[Saved entries]

□ □ □ □ □ □ □

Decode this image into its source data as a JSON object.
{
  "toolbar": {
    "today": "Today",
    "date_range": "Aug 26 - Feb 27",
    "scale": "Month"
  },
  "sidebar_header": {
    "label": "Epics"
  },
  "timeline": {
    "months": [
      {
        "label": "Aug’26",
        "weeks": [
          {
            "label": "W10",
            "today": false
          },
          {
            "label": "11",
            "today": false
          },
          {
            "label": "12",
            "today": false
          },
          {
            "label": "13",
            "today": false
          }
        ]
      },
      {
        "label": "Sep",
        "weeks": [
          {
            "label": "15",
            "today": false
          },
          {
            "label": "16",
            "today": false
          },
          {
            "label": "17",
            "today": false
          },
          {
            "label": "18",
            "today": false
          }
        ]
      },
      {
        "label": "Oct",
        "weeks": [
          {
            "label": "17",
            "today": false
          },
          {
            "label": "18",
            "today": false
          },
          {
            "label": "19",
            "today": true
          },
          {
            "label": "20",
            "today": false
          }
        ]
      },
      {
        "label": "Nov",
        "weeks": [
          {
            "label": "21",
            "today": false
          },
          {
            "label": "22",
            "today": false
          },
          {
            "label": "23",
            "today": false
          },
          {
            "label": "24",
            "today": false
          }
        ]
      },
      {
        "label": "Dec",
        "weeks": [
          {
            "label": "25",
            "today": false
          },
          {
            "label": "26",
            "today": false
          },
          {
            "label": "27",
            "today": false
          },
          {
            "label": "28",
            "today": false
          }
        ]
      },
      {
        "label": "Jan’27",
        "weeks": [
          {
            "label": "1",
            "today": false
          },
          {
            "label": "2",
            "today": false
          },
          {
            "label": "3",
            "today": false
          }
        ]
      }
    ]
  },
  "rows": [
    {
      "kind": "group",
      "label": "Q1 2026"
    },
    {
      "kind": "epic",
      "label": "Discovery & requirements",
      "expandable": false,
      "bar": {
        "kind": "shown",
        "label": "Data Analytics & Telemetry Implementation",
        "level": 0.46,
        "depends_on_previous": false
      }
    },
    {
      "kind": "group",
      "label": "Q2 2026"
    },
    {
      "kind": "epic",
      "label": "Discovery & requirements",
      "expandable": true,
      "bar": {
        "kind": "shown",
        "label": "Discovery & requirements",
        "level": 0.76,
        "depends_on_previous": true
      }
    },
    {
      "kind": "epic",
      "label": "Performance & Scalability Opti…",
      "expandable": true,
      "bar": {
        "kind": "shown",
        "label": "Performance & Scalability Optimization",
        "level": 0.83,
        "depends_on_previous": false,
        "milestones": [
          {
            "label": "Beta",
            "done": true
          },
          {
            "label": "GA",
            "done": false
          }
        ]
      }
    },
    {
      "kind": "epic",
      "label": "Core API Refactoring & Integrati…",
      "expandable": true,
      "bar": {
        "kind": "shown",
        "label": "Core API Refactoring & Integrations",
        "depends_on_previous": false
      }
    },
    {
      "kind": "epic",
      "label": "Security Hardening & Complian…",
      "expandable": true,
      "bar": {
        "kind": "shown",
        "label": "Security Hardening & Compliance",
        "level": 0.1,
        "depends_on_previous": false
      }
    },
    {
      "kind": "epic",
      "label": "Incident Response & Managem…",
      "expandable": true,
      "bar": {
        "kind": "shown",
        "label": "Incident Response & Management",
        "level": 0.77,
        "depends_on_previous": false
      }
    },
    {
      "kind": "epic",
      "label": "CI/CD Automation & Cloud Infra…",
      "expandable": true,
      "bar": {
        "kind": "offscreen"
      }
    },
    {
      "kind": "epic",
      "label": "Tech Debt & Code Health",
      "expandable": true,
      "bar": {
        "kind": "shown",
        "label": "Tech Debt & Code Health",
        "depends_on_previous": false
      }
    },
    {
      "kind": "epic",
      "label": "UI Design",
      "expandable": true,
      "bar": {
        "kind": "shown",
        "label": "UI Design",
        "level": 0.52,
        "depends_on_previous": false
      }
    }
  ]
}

□ □ □ □ □ □ □

### AIM OF THE EXERCISE
In the entries above, how many lines hold the word "Core"? State the number and nothing else.

### WRITTEN RESPONSE
2